197 not warrant them to claim that the principle of empiricism must govern our knowledge of reality. This position of Hume and other empiricists jeopardized the establishment of knowledge that is absolute.

The denial of innate ideas has undergraded or even annihilated in the words of Umeogu the a priori aspect of knowledge and this led Hume to become exclusively inductive “even to the uncomfortable context of, at times, sensualizing intellectual concepts”34 Hume‟s position only spelt out that there may be innate ideas and not that the principles of empiricism must govern human knowledge or reality. For Hume and other empiricists, propositions do not give us any new knowledge but merely express what we already know.

:: DATA SUPPLIED ::
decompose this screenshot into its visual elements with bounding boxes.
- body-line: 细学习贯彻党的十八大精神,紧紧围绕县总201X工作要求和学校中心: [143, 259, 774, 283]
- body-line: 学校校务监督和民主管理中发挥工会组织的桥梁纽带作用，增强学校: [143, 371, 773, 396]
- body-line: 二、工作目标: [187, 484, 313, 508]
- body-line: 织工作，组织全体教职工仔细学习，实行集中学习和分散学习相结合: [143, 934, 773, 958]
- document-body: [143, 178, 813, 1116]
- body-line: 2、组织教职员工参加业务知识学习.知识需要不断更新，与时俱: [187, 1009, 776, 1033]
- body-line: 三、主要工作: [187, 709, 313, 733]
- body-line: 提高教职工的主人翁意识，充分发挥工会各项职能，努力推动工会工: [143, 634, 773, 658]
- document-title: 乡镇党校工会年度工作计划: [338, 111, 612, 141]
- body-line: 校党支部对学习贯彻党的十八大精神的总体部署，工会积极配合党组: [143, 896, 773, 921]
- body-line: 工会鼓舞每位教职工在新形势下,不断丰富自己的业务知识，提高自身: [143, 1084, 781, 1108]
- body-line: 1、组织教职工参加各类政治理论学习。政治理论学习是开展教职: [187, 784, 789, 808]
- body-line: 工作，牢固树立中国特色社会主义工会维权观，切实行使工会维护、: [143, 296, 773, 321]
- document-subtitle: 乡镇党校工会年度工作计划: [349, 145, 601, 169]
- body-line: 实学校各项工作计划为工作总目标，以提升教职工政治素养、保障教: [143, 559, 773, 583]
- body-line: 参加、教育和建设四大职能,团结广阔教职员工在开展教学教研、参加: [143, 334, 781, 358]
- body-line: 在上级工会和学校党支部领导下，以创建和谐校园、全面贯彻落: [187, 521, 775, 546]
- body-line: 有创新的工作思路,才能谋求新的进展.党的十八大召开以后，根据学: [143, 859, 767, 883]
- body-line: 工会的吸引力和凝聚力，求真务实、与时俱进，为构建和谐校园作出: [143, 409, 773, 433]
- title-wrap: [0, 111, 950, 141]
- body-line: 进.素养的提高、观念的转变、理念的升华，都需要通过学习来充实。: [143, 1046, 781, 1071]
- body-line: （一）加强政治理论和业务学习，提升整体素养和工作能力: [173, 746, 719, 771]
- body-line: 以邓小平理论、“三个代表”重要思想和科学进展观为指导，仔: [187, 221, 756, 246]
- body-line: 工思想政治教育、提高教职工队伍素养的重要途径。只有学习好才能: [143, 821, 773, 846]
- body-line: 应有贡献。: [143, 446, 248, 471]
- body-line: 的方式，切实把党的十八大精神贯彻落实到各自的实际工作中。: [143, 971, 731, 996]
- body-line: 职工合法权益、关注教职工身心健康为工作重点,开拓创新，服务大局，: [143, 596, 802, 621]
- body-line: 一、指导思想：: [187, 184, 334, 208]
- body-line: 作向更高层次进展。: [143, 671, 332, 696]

:: EXERCISE PROMPT ::
From the Hume and empiricism passage, write out the span that begins at the words "197 not warrant" and stops after the words "we already know.".

:: RESULT OF THE TASK ::
197 not warrant them to claim that the principle of empiricism must govern our knowledge of reality. This position of Hume and other empiricists jeopardized the establishment of knowledge that is absolute.

The denial of innate ideas has undergraded or even annihilated in the words of Umeogu the a priori aspect of knowledge and this led Hume to become exclusively inductive “even to the uncomfortable context of, at times, sensualizing intellectual concepts”34 Hume‟s position only spelt out that there may be innate ideas and not that the principles of empiricism must govern human knowledge or reality. For Hume and other empiricists, propositions do not give us any new knowledge but merely express what we already know.